▶ [The request]
Make an exact copy of the entries below with the pictures removed.
::: Given entries :::
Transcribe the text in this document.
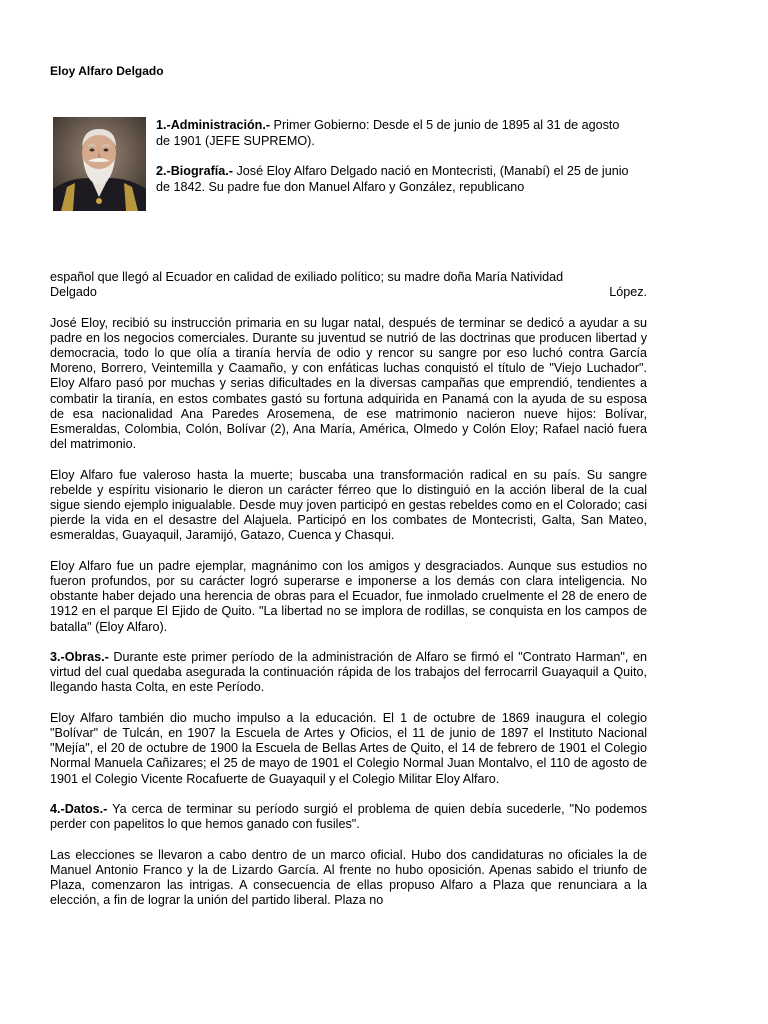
Eloy Alfaro Delgado

1.-Administración.- Primer Gobierno: Desde el 5 de junio de 1895 al 31 de agosto de 1901 (JEFE SUPREMO).

2.-Biografía.- José Eloy Alfaro Delgado nació en Montecristi, (Manabí) el 25 de junio de 1842. Su padre fue don Manuel Alfaro y González, republicano

español que llegó al Ecuador en calidad de exiliado político; su madre doña María Natividad
Delgado	López.

José Eloy, recibió su instrucción primaria en su lugar natal, después de terminar se dedicó a ayudar a su padre en los negocios comerciales. Durante su juventud se nutrió de las doctrinas que producen libertad y democracia, todo lo que olía a tiranía hervía de odio y rencor su sangre por eso luchó contra García Moreno, Borrero, Veintemilla y Caamaño, y con enfáticas luchas conquistó el título de "Viejo Luchador". Eloy Alfaro pasó por muchas y serias dificultades en la diversas campañas que emprendió, tendientes a combatir la tiranía, en estos combates gastó su fortuna adquirida en Panamá con la ayuda de su esposa de esa nacionalidad Ana Paredes Arosemena, de ese matrimonio nacieron nueve hijos: Bolívar, Esmeraldas, Colombia, Colón, Bolívar (2), Ana María, América, Olmedo y Colón Eloy; Rafael nació fuera del matrimonio.

Eloy Alfaro fue valeroso hasta la muerte; buscaba una transformación radical en su país. Su sangre rebelde y espíritu visionario le dieron un carácter férreo que lo distinguió en la acción liberal de la cual sigue siendo ejemplo inigualable. Desde muy joven participó en gestas rebeldes como en el Colorado; casi pierde la vida en el desastre del Alajuela. Participó en los combates de Montecristi, Galta, San Mateo, esmeraldas, Guayaquil, Jaramijó, Gatazo, Cuenca y Chasqui.

Eloy Alfaro fue un padre ejemplar, magnánimo con los amigos y desgraciados. Aunque sus estudios no fueron profundos, por su carácter logró superarse e imponerse a los demás con clara inteligencia. No obstante haber dejado una herencia de obras para el Ecuador, fue inmolado cruelmente el 28 de enero de 1912 en el parque El Ejido de Quito. "La libertad no se implora de rodillas, se conquista en los campos de batalla" (Eloy Alfaro).

3.-Obras.- Durante este primer período de la administración de Alfaro se firmó el "Contrato Harman", en virtud del cual quedaba asegurada la continuación rápida de los trabajos del ferrocarril Guayaquil a Quito, llegando hasta Colta, en este Período.

Eloy Alfaro también dio mucho impulso a la educación. El 1 de octubre de 1869 inaugura el colegio "Bolívar" de Tulcán, en 1907 la Escuela de Artes y Oficios, el 11 de junio de 1897 el Instituto Nacional "Mejía", el 20 de octubre de 1900 la Escuela de Bellas Artes de Quito, el 14 de febrero de 1901 el Colegio Normal Manuela Cañizares; el 25 de mayo de 1901 el Colegio Normal Juan Montalvo, el 110 de agosto de 1901 el Colegio Vicente Rocafuerte de Guayaquil y el Colegio Militar Eloy Alfaro.

4.-Datos.- Ya cerca de terminar su período surgió el problema de quien debía sucederle, "No podemos perder con papelitos lo que hemos ganado con fusiles".

Las elecciones se llevaron a cabo dentro de un marco oficial. Hubo dos candidaturas no oficiales la de Manuel Antonio Franco y la de Lizardo García. Al frente no hubo oposición. Apenas sabido el triunfo de Plaza, comenzaron las intrigas. A consecuencia de ellas propuso Alfaro a Plaza que renunciara a la elección, a fin de lograr la unión del partido liberal. Plaza no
:::
▶ [Solution to the problem]
Transcribe the text in this document.
Eloy Alfaro Delgado

1.-Administración.- Primer Gobierno: Desde el 5 de junio de 1895 al 31 de agosto de 1901 (JEFE SUPREMO).

2.-Biografía.- José Eloy Alfaro Delgado nació en Montecristi, (Manabí) el 25 de junio de 1842. Su padre fue don Manuel Alfaro y González, republicano

español que llegó al Ecuador en calidad de exiliado político; su madre doña María Natividad
Delgado	López.

José Eloy, recibió su instrucción primaria en su lugar natal, después de terminar se dedicó a ayudar a su padre en los negocios comerciales. Durante su juventud se nutrió de las doctrinas que producen libertad y democracia, todo lo que olía a tiranía hervía de odio y rencor su sangre por eso luchó contra García Moreno, Borrero, Veintemilla y Caamaño, y con enfáticas luchas conquistó el título de "Viejo Luchador". Eloy Alfaro pasó por muchas y serias dificultades en la diversas campañas que emprendió, tendientes a combatir la tiranía, en estos combates gastó su fortuna adquirida en Panamá con la ayuda de su esposa de esa nacionalidad Ana Paredes Arosemena, de ese matrimonio nacieron nueve hijos: Bolívar, Esmeraldas, Colombia, Colón, Bolívar (2), Ana María, América, Olmedo y Colón Eloy; Rafael nació fuera del matrimonio.

Eloy Alfaro fue valeroso hasta la muerte; buscaba una transformación radical en su país. Su sangre rebelde y espíritu visionario le dieron un carácter férreo que lo distinguió en la acción liberal de la cual sigue siendo ejemplo inigualable. Desde muy joven participó en gestas rebeldes como en el Colorado; casi pierde la vida en el desastre del Alajuela. Participó en los combates de Montecristi, Galta, San Mateo, esmeraldas, Guayaquil, Jaramijó, Gatazo, Cuenca y Chasqui.

Eloy Alfaro fue un padre ejemplar, magnánimo con los amigos y desgraciados. Aunque sus estudios no fueron profundos, por su carácter logró superarse e imponerse a los demás con clara inteligencia. No obstante haber dejado una herencia de obras para el Ecuador, fue inmolado cruelmente el 28 de enero de 1912 en el parque El Ejido de Quito. "La libertad no se implora de rodillas, se conquista en los campos de batalla" (Eloy Alfaro).

3.-Obras.- Durante este primer período de la administración de Alfaro se firmó el "Contrato Harman", en virtud del cual quedaba asegurada la continuación rápida de los trabajos del ferrocarril Guayaquil a Quito, llegando hasta Colta, en este Período.

Eloy Alfaro también dio mucho impulso a la educación. El 1 de octubre de 1869 inaugura el colegio "Bolívar" de Tulcán, en 1907 la Escuela de Artes y Oficios, el 11 de junio de 1897 el Instituto Nacional "Mejía", el 20 de octubre de 1900 la Escuela de Bellas Artes de Quito, el 14 de febrero de 1901 el Colegio Normal Manuela Cañizares; el 25 de mayo de 1901 el Colegio Normal Juan Montalvo, el 110 de agosto de 1901 el Colegio Vicente Rocafuerte de Guayaquil y el Colegio Militar Eloy Alfaro.

4.-Datos.- Ya cerca de terminar su período surgió el problema de quien debía sucederle, "No podemos perder con papelitos lo que hemos ganado con fusiles".

Las elecciones se llevaron a cabo dentro de un marco oficial. Hubo dos candidaturas no oficiales la de Manuel Antonio Franco y la de Lizardo García. Al frente no hubo oposición. Apenas sabido el triunfo de Plaza, comenzaron las intrigas. A consecuencia de ellas propuso Alfaro a Plaza que renunciara a la elección, a fin de lograr la unión del partido liberal. Plaza no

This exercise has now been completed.